● Task
Find the number of lines below in which the word "Престолъ" appears, and write that number only.

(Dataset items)
(begin)
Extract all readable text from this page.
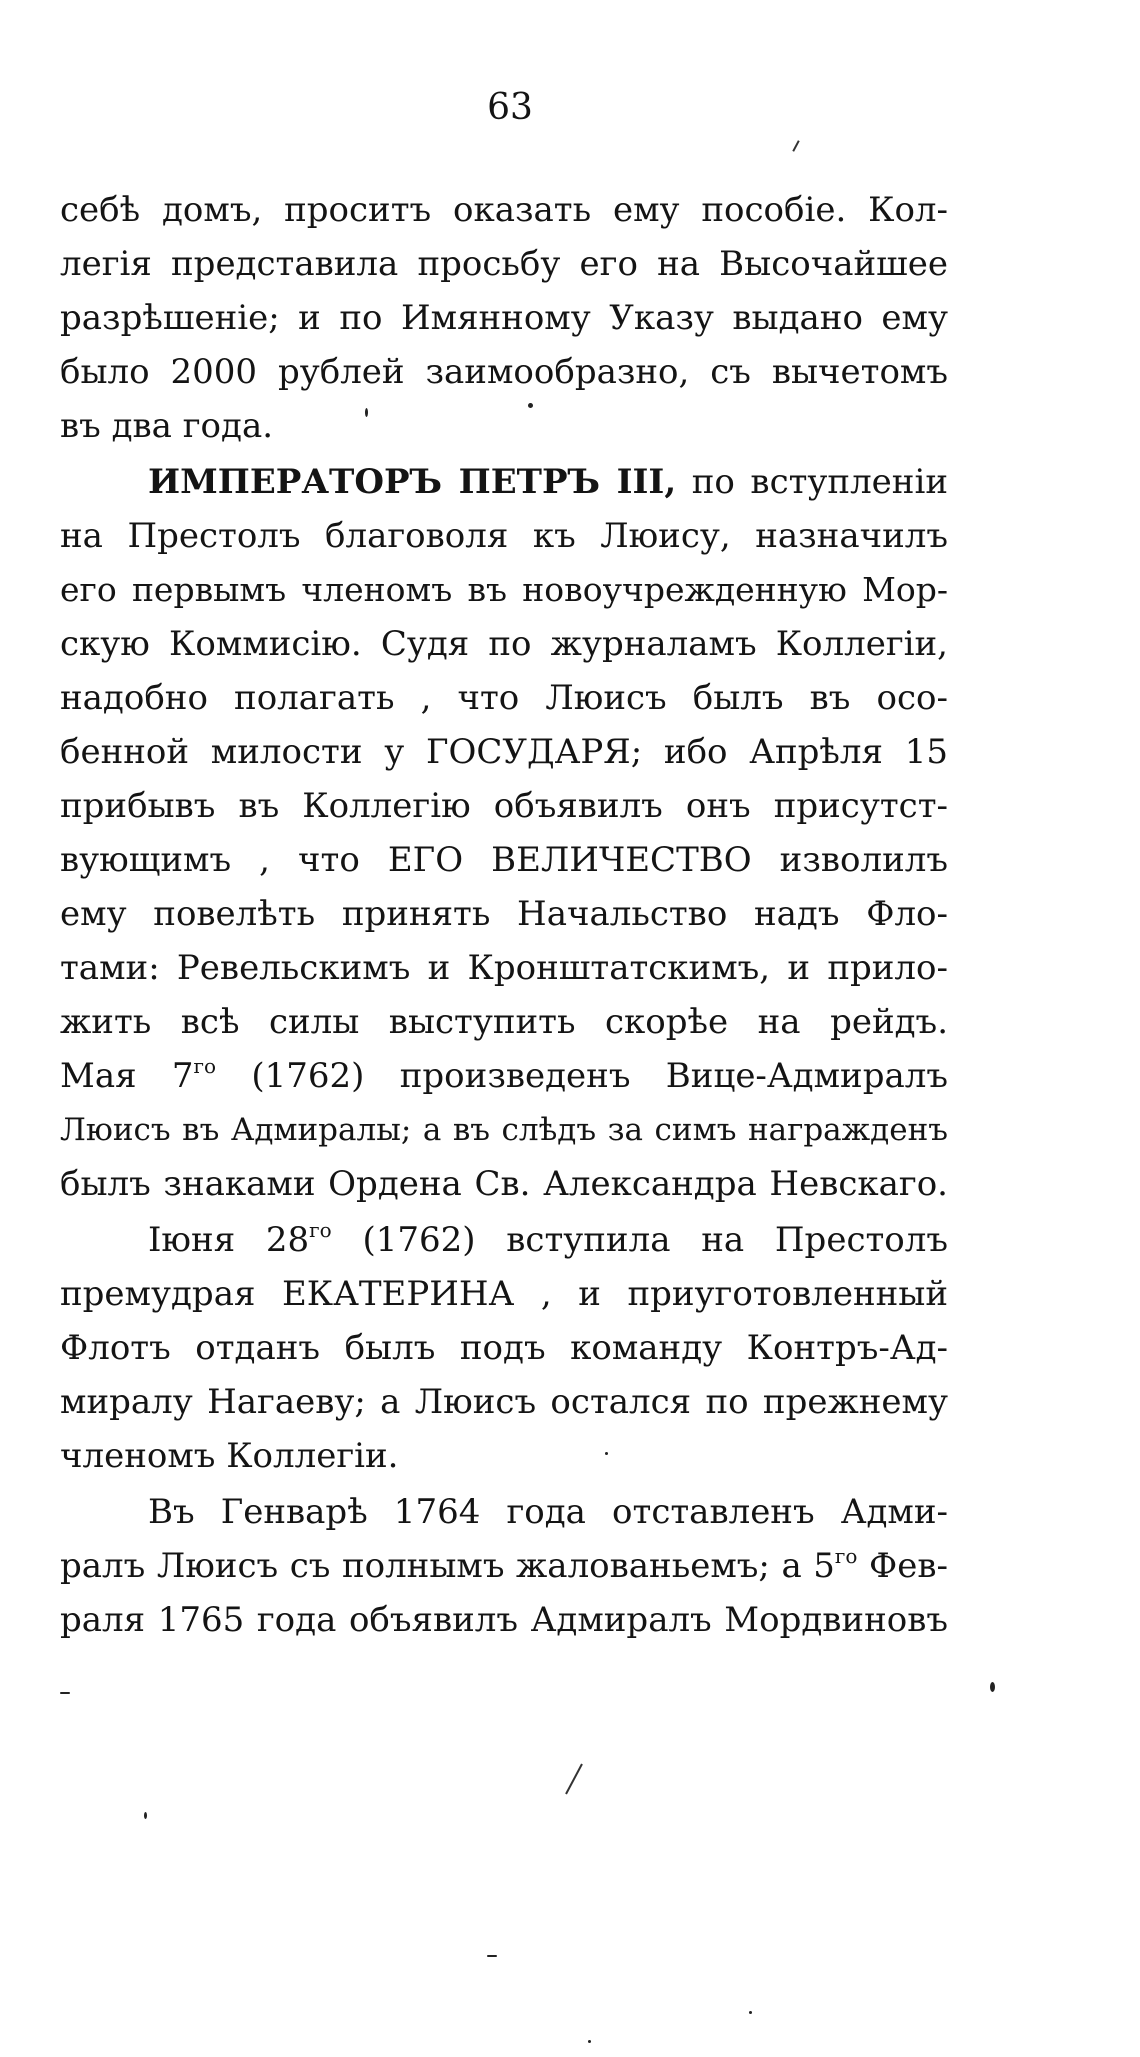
63
себѣ домъ, проситъ оказать ему пособіе. Кол-
легія представила просьбу его на Высочайшее
разрѣшеніе; и по Имянному Указу выдано ему
было 2000 рублей заимообразно, съ вычетомъ
въ два года.
ИМПЕРАТОРЪ ПЕТРЪ III, по вступленіи
на Престолъ благоволя къ Люису, назначилъ
его первымъ членомъ въ новоучрежденную Мор-
скую Коммисію. Судя по журналамъ Коллегіи,
надобно полагать , что Люисъ былъ въ осо-
бенной милости у ГОСУДАРЯ; ибо Апрѣля 15
прибывъ въ Коллегію объявилъ онъ присутст-
вующимъ , что ЕГО ВЕЛИЧЕСТВО изволилъ
ему повелѣть принять Начальство надъ Фло-
тами: Ревельскимъ и Кронштатскимъ, и прило-
жить всѣ силы выступить скорѣе на рейдъ.
Мая $7^{го}$ (1762) произведенъ Вице-Адмиралъ
Люисъ въ Адмиралы; а въ слѣдъ за симъ награжденъ
былъ знаками Ордена Св. Александра Невскаго.
Іюня $28^{го}$ (1762) вступила на Престолъ
премудрая ЕКАТЕРИНА , и приуготовленный
Флотъ отданъ былъ подъ команду Контръ-Ад-
миралу Нагаеву; а Люисъ остался по прежнему
членомъ Коллегіи.
Въ Генварѣ 1764 года отставленъ Адми-
ралъ Люисъ съ полнымъ жалованьемъ; а $5^{го}$ Фев-
раля 1765 года объявилъ Адмиралъ Мордвиновъ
(end)
● Response
2